## Begin

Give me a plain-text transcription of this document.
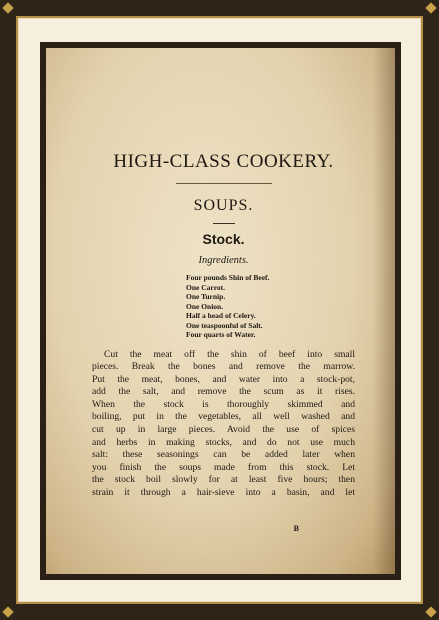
HIGH-CLASS COOKERY.
SOUPS.
Stock.
Ingredients.
Four pounds Shin of Beef.
One Carrot.
One Turnip.
One Onion.
Half a head of Celery.
One teaspoonful of Salt.
Four quarts of Water.
Cut the meat off the shin of beef into small
pieces. Break the bones and remove the marrow.
Put the meat, bones, and water into a stock-pot,
add the salt, and remove the scum as it rises.
When the stock is thoroughly skimmed and
boiling, put in the vegetables, all well washed and
cut up in large pieces. Avoid the use of spices
and herbs in making stocks, and do not use much
salt: these seasonings can be added later when
you finish the soups made from this stock. Let
the stock boil slowly for at least five hours; then
strain it through a hair-sieve into a basin, and let
B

## End

What you need to do: Reproduce the data verbatim. Do not carry any picture into the copy.

Written answer:
Give me a plain-text transcription of this document.
HIGH-CLASS COOKERY.
SOUPS.
Stock.
Ingredients.
Four pounds Shin of Beef.
One Carrot.
One Turnip.
One Onion.
Half a head of Celery.
One teaspoonful of Salt.
Four quarts of Water.
Cut the meat off the shin of beef into small
pieces. Break the bones and remove the marrow.
Put the meat, bones, and water into a stock-pot,
add the salt, and remove the scum as it rises.
When the stock is thoroughly skimmed and
boiling, put in the vegetables, all well washed and
cut up in large pieces. Avoid the use of spices
and herbs in making stocks, and do not use much
salt: these seasonings can be added later when
you finish the soups made from this stock. Let
the stock boil slowly for at least five hours; then
strain it through a hair-sieve into a basin, and let
B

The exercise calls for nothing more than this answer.